» Aim: Below are some records. How many of their lines contain the string "Electron"? Give the number only.

» Data excerpts:
──────────────────────────────

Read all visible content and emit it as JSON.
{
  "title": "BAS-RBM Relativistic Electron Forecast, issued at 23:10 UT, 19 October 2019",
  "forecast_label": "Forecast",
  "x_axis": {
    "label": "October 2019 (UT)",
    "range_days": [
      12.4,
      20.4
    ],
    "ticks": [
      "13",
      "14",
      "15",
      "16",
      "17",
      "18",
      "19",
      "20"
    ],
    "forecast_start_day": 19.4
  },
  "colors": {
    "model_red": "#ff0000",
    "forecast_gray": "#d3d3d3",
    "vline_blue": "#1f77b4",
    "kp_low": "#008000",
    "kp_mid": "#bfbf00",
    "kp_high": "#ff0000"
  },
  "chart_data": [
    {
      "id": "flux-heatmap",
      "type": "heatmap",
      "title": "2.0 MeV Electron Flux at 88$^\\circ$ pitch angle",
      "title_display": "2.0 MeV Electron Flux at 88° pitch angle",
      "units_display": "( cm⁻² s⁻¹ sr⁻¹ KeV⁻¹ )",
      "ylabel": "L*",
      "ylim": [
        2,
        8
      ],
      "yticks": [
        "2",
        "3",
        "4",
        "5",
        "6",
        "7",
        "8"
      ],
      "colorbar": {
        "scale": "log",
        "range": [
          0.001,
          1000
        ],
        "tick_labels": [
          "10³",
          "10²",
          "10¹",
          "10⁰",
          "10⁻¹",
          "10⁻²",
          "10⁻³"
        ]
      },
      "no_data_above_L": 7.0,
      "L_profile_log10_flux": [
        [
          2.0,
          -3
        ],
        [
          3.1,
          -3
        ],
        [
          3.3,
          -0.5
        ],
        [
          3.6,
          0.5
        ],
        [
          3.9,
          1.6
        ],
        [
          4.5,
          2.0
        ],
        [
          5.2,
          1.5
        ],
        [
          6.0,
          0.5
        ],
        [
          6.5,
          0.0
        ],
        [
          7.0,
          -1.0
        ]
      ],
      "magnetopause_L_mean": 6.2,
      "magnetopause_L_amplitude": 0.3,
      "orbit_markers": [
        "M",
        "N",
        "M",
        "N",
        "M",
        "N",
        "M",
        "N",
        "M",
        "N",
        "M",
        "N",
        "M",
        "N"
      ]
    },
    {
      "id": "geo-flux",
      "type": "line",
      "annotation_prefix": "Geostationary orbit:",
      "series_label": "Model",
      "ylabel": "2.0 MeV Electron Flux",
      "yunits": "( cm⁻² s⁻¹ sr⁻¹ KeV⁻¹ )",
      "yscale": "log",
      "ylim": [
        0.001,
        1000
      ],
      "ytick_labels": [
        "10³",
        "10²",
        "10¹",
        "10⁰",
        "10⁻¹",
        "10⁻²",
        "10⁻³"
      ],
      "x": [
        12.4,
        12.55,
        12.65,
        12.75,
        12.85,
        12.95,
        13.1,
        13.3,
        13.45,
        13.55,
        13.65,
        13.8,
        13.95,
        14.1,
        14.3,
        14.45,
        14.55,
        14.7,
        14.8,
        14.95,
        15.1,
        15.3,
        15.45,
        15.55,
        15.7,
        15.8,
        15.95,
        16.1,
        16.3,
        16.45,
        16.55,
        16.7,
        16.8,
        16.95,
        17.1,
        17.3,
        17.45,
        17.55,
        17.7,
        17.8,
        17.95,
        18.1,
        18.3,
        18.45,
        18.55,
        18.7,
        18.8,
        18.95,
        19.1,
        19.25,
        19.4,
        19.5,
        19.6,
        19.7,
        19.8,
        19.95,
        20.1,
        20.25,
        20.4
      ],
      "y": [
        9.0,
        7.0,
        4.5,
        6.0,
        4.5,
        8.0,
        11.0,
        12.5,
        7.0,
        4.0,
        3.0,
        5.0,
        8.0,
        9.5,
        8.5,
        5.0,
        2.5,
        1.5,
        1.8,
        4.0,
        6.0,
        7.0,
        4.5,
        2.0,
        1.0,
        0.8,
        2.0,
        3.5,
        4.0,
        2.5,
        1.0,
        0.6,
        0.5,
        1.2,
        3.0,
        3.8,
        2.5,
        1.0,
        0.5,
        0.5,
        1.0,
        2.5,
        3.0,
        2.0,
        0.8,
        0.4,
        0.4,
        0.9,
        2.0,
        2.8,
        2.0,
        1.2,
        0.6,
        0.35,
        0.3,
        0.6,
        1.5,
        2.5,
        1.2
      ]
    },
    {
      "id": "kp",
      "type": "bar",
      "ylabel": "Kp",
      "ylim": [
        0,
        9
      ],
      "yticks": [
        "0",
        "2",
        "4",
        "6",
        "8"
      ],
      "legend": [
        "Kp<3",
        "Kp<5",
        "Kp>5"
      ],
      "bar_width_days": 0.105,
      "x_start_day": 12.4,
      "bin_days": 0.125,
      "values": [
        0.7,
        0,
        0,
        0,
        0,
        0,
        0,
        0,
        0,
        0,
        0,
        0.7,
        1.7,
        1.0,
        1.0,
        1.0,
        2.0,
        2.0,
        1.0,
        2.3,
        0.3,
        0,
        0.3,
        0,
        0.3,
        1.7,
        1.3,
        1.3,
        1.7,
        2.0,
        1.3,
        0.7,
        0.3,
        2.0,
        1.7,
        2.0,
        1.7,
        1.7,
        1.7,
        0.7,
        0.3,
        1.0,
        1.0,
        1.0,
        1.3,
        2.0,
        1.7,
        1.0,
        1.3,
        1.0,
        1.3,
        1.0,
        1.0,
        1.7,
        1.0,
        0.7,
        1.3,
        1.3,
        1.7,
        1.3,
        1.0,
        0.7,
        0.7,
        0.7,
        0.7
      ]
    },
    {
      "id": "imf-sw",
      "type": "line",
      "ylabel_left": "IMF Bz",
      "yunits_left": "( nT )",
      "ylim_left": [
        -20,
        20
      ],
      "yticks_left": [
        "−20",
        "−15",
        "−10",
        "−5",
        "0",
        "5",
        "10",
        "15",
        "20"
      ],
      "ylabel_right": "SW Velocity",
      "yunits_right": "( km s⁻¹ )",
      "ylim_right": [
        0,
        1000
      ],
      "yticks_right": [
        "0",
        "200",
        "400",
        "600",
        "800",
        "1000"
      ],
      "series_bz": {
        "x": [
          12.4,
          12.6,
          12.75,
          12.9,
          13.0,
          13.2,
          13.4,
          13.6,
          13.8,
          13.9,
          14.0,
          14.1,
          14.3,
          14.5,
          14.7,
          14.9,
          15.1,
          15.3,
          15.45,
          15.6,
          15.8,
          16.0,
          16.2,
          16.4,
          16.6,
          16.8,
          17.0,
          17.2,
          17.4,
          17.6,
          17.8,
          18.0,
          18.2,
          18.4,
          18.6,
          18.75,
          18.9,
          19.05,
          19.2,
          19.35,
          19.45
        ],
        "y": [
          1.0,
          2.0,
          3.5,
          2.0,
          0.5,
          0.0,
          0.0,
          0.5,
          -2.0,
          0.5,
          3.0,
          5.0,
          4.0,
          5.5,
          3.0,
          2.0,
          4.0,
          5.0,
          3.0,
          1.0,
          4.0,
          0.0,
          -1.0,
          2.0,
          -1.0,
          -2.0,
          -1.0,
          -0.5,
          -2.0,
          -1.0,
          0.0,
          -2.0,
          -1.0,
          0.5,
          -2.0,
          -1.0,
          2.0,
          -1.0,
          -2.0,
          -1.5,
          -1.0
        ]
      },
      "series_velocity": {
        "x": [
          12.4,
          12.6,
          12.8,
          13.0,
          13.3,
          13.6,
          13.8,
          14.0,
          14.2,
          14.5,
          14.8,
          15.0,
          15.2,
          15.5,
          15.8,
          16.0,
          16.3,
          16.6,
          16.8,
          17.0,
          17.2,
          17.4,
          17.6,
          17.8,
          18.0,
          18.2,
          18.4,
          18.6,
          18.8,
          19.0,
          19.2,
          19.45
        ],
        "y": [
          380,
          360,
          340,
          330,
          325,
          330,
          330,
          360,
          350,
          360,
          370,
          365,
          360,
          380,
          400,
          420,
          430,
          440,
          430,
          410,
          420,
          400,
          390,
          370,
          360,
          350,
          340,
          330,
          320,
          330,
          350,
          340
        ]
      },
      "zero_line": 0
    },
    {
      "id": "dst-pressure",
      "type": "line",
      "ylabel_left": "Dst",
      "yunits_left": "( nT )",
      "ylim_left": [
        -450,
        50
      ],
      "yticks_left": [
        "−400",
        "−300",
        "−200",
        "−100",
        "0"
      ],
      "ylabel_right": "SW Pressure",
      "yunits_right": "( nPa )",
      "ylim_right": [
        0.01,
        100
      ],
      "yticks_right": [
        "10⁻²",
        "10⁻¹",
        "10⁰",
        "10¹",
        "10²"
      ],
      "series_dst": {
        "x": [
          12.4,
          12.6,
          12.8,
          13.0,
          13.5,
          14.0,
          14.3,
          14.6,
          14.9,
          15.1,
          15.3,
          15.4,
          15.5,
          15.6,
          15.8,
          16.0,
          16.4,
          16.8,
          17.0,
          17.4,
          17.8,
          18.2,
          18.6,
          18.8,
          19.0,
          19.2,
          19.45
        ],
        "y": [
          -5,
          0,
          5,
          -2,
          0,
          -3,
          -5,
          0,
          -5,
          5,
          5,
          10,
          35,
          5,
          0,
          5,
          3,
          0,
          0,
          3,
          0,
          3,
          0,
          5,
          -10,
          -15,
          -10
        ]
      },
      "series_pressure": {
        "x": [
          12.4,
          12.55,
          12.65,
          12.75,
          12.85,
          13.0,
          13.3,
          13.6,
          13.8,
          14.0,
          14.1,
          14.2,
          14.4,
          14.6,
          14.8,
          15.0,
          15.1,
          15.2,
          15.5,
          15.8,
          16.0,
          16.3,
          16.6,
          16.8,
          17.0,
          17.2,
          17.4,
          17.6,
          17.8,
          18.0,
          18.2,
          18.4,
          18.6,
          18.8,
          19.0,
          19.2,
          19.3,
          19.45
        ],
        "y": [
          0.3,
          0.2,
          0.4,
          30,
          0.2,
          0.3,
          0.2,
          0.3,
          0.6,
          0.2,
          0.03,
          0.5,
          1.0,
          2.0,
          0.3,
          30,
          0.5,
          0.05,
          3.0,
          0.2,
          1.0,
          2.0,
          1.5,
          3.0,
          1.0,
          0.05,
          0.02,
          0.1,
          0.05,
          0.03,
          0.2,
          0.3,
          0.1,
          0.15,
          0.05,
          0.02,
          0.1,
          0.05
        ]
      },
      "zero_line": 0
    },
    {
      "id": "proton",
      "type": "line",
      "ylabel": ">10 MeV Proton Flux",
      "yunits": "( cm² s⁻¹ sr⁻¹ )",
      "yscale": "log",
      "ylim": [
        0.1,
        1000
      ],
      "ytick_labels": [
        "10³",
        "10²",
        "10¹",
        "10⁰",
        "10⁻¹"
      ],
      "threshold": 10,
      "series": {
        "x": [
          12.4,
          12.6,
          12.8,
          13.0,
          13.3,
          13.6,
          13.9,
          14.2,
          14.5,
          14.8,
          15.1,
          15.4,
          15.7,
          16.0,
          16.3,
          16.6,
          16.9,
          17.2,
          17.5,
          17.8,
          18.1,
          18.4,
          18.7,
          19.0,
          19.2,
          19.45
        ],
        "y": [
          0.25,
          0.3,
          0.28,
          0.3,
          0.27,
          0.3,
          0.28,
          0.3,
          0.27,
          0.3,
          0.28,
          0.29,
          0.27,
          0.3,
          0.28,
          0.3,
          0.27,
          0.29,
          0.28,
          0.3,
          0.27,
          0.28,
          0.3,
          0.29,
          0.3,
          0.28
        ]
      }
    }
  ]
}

──────────────────────────────

» Solution for this task: 4